Written task
Gather up every line from the entries below that uses the word "Core".

Stored dataset items
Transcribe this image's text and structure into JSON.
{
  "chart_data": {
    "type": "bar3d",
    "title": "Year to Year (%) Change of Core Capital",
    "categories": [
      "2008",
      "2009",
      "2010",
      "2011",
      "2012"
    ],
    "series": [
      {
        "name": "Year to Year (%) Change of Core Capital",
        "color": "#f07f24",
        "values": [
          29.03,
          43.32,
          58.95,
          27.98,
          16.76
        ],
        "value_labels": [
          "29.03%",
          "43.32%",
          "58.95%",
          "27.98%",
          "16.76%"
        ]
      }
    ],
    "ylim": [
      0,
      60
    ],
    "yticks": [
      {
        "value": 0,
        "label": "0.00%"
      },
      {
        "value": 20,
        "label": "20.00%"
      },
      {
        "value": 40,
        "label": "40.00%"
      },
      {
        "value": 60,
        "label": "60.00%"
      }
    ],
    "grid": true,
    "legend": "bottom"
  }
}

Solution to this exercise
    "title": "Year to Year (%) Change of Core Capital",
        "name": "Year to Year (%) Change of Core Capital",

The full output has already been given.